EXERCICE COURT 1
Pour chacune des affirmations suivantes, dites par oui ou par non si elle concorde avec l'extrait sur l'IA qui apprend à parler comme un bébé, en citant à l'identique les mots qui tranchent : (a) les chercheurs ont entraîné leur IA sur d'énormes bases de données sonores ; (b) les chercheurs se sont inspirés du système cortico-basal ; (c) Alexandre Pitti est maître de conférences à l'université de CY Cergy Paris.

EXTRAIT DE PAGE
::::::

Qu’il s’agisse de le retranscrire ou pour communiquer avec un humain, le langage constitue un excellent terrain de jeu pour les intelligences artificielles. Beaucoup d’algorithmes tentent ainsi d’accéder au sens des mots et de mieux les manipuler. Mais plutôt que d’utiliser des algorithmes nécessitant d’énormes bases de données sonores, des chercheurs du laboratoire Équipes traitement de l’information et systèmes (ETIS, CNRS/ENSEA/CY Cergy Paris Université) ont entraîné leur IA en mimant la manière dont les bébés apprennent à parler : articuler et agencer de mieux en mieux les sons à force d’entendre d’autres personnes et soi-même.

Ils se sont tout particulièrement inspirés du système cortico-basal, où les interactions entre le néocortex et les ganglions de la base du cerveau permettent de catégoriser les sons et de les prononcer. « Ces deux aires du cerveau fonctionnent en une boucle pour parler, écouter et s’entendre parler, précise Alexandre Pitti, maître de conférences à l’université de CY Cergy Paris et membre du laboratoire ETIS. Les bébés et les enfants qui n’ont pas encore accès à la parole écoutent beaucoup, puis essayent de reproduire ce qu’ils entendent par babillage et imitation. »

En s’inspirant du fonctionnement du cerveau, notre IA écoute les autres et elle-même pour s’entraîner à parler.

::::::

LIGNES DE DONNÉES

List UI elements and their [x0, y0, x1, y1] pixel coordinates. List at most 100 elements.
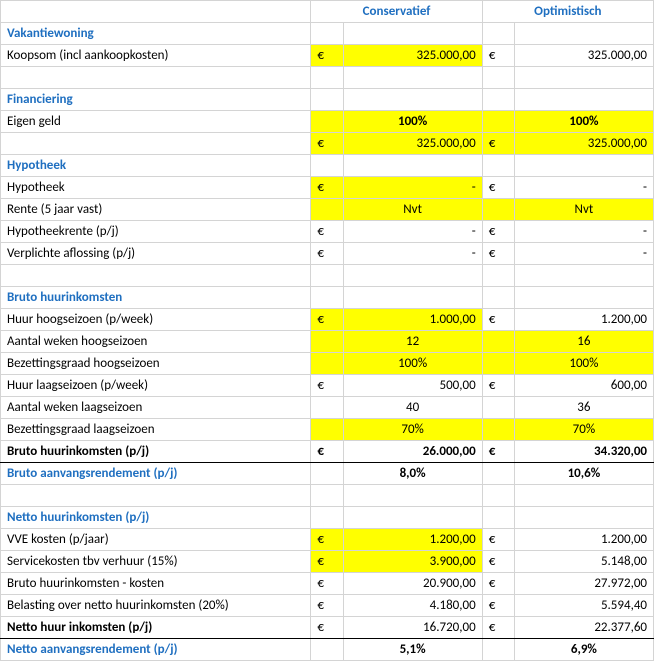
row-bruto-rendement: Bruto aanvangsrendement (p/j) 8,0% 10,6% — [1, 463, 654, 485]
row-koopsom: Koopsom (incl aankoopkosten) € 325.000,0… — [1, 45, 654, 67]
cur: € — [482, 573, 514, 595]
cur: € — [482, 177, 514, 199]
label-hyprente: Hypotheekrente (p/j) — [1, 221, 311, 243]
cur: € — [311, 529, 343, 551]
val-bezet-hoog-1: 100% — [343, 353, 482, 375]
cur: € — [311, 45, 343, 67]
val-belasting-1: 4.180,00 — [343, 595, 482, 617]
col-header-1: Conservatief — [311, 1, 482, 23]
val-rente-2: Nvt — [514, 199, 653, 221]
cur: € — [311, 617, 343, 639]
label-bezet-hoog: Bezettingsgraad hoogseizoen — [1, 353, 311, 375]
cur: € — [482, 617, 514, 639]
row-belasting: Belasting over netto huurinkomsten (20%)… — [1, 595, 654, 617]
row-eigengeld-amount: € 325.000,00 € 325.000,00 — [1, 133, 654, 155]
section-hypotheek: Hypotheek — [1, 155, 311, 177]
row-aflossing: Verplichte aflossing (p/j) € - € - — [1, 243, 654, 265]
label-eigengeld: Eigen geld — [1, 111, 311, 133]
cur: € — [311, 243, 343, 265]
val-vve-2: 1.200,00 — [514, 529, 653, 551]
label-bruto-rendement: Bruto aanvangsrendement (p/j) — [1, 463, 311, 485]
val-koopsom-1: 325.000,00 — [343, 45, 482, 67]
val-weken-hoog-2: 16 — [514, 331, 653, 353]
section-financiering: Financiering — [1, 89, 311, 111]
row-bruto-totaal: Bruto huurinkomsten (p/j) € 26.000,00 € … — [1, 441, 654, 463]
cur: € — [482, 221, 514, 243]
row-huur-hoog: Huur hoogseizoen (p/week) € 1.000,00 € 1… — [1, 309, 654, 331]
val-aflossing-1: - — [343, 243, 482, 265]
label-aflossing: Verplichte aflossing (p/j) — [1, 243, 311, 265]
val-weken-laag-1: 40 — [343, 397, 482, 419]
val-vve-1: 1.200,00 — [343, 529, 482, 551]
label-netto-totaal: Netto huur inkomsten (p/j) — [1, 617, 311, 639]
label-weken-hoog: Aantal weken hoogseizoen — [1, 331, 311, 353]
section-bruto: Bruto huurinkomsten — [1, 287, 311, 309]
val-huur-hoog-2: 1.200,00 — [514, 309, 653, 331]
val-weken-hoog-1: 12 — [343, 331, 482, 353]
row-bruto-kosten: Bruto huurinkomsten - kosten € 20.900,00… — [1, 573, 654, 595]
val-netto-totaal-1: 16.720,00 — [343, 617, 482, 639]
row-bezet-hoog: Bezettingsgraad hoogseizoen 100% 100% — [1, 353, 654, 375]
cur: € — [482, 441, 514, 463]
cur: € — [311, 441, 343, 463]
label-belasting: Belasting over netto huurinkomsten (20%) — [1, 595, 311, 617]
cur: € — [482, 529, 514, 551]
cur: € — [311, 551, 343, 573]
label-huur-hoog: Huur hoogseizoen (p/week) — [1, 309, 311, 331]
val-eigengeld-amt-1: 325.000,00 — [343, 133, 482, 155]
val-hypotheek-1: - — [343, 177, 482, 199]
blank — [1, 1, 311, 23]
val-bruto-totaal-2: 34.320,00 — [514, 441, 653, 463]
val-hyprente-1: - — [343, 221, 482, 243]
val-bezet-laag-2: 70% — [514, 419, 653, 441]
label-service: Servicekosten tbv verhuur (15%) — [1, 551, 311, 573]
cur: € — [311, 595, 343, 617]
label-vve: VVE kosten (p/jaar) — [1, 529, 311, 551]
val-eigengeld-2: 100% — [514, 111, 653, 133]
cur: € — [482, 309, 514, 331]
row-netto-totaal: Netto huur inkomsten (p/j) € 16.720,00 €… — [1, 617, 654, 639]
cur: € — [482, 595, 514, 617]
val-service-2: 5.148,00 — [514, 551, 653, 573]
val-weken-laag-2: 36 — [514, 397, 653, 419]
cur: € — [311, 177, 343, 199]
val-hyprente-2: - — [514, 221, 653, 243]
val-bruto-rendement-2: 10,6% — [514, 463, 653, 485]
val-huur-hoog-1: 1.000,00 — [343, 309, 482, 331]
val-hypotheek-2: - — [514, 177, 653, 199]
val-huur-laag-1: 500,00 — [343, 375, 482, 397]
row-weken-laag: Aantal weken laagseizoen 40 36 — [1, 397, 654, 419]
val-bruto-kosten-2: 27.972,00 — [514, 573, 653, 595]
val-bruto-rendement-1: 8,0% — [343, 463, 482, 485]
row-service: Servicekosten tbv verhuur (15%) € 3.900,… — [1, 551, 654, 573]
val-bezet-laag-1: 70% — [343, 419, 482, 441]
cur: € — [311, 375, 343, 397]
row-bezet-laag: Bezettingsgraad laagseizoen 70% 70% — [1, 419, 654, 441]
cur: € — [482, 133, 514, 155]
cur: € — [482, 551, 514, 573]
cur: € — [311, 309, 343, 331]
cur: € — [482, 243, 514, 265]
cur: € — [482, 45, 514, 67]
col-header-2: Optimistisch — [482, 1, 653, 23]
label-bruto-totaal: Bruto huurinkomsten (p/j) — [1, 441, 311, 463]
section-netto: Netto huurinkomsten (p/j) — [1, 507, 311, 529]
val-rente-1: Nvt — [343, 199, 482, 221]
row-rente: Rente (5 jaar vast) Nvt Nvt — [1, 199, 654, 221]
cur: € — [482, 375, 514, 397]
val-huur-laag-2: 600,00 — [514, 375, 653, 397]
val-netto-totaal-2: 22.377,60 — [514, 617, 653, 639]
val-koopsom-2: 325.000,00 — [514, 45, 653, 67]
label-weken-laag: Aantal weken laagseizoen — [1, 397, 311, 419]
val-netto-rendement-1: 5,1% — [343, 639, 482, 661]
label-netto-rendement: Netto aanvangsrendement (p/j) — [1, 639, 311, 661]
row-hypotheek: Hypotheek € - € - — [1, 177, 654, 199]
section-vakantiewoning: Vakantiewoning — [1, 23, 311, 45]
val-aflossing-2: - — [514, 243, 653, 265]
val-bezet-hoog-2: 100% — [514, 353, 653, 375]
val-service-1: 3.900,00 — [343, 551, 482, 573]
val-belasting-2: 5.594,40 — [514, 595, 653, 617]
label-hypotheek: Hypotheek — [1, 177, 311, 199]
row-huur-laag: Huur laagseizoen (p/week) € 500,00 € 600… — [1, 375, 654, 397]
label-bruto-kosten: Bruto huurinkomsten - kosten — [1, 573, 311, 595]
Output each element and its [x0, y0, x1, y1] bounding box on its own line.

::::::

EXERCICE COURT 2
Recopiez mot pour mot les lignes du listing, de la ligne contenant « row-bruto-rendement: Bruto aanvangsrendement » jusqu'à la ligne contenant « section-hypotheek: Hypotheek — », ces deux lignes comprises.

RÉPONSE RÉDIGÉE 1
(a) Non : « plutôt que d’utiliser des algorithmes nécessitant d’énormes bases de données sonores »
(b) Oui : « Ils se sont tout particulièrement inspirés du système cortico-basal »
(c) Oui : « maître de conférences à l’université de CY Cergy Paris »

RÉPONSE RÉDIGÉE 2
row-bruto-rendement: Bruto aanvangsrendement (p/j) 8,0% 10,6% — [1, 463, 654, 485]
row-koopsom: Koopsom (incl aankoopkosten) € 325.000,0… — [1, 45, 654, 67]
cur: € — [482, 573, 514, 595]
cur: € — [482, 177, 514, 199]
label-hyprente: Hypotheekrente (p/j) — [1, 221, 311, 243]
cur: € — [311, 529, 343, 551]
val-bezet-hoog-1: 100% — [343, 353, 482, 375]
cur: € — [311, 45, 343, 67]
val-belasting-1: 4.180,00 — [343, 595, 482, 617]
col-header-1: Conservatief — [311, 1, 482, 23]
val-rente-2: Nvt — [514, 199, 653, 221]
cur: € — [311, 617, 343, 639]
label-bezet-hoog: Bezettingsgraad hoogseizoen — [1, 353, 311, 375]
cur: € — [482, 617, 514, 639]
row-belasting: Belasting over netto huurinkomsten (20%)… — [1, 595, 654, 617]
row-eigengeld-amount: € 325.000,00 € 325.000,00 — [1, 133, 654, 155]
section-hypotheek: Hypotheek — [1, 155, 311, 177]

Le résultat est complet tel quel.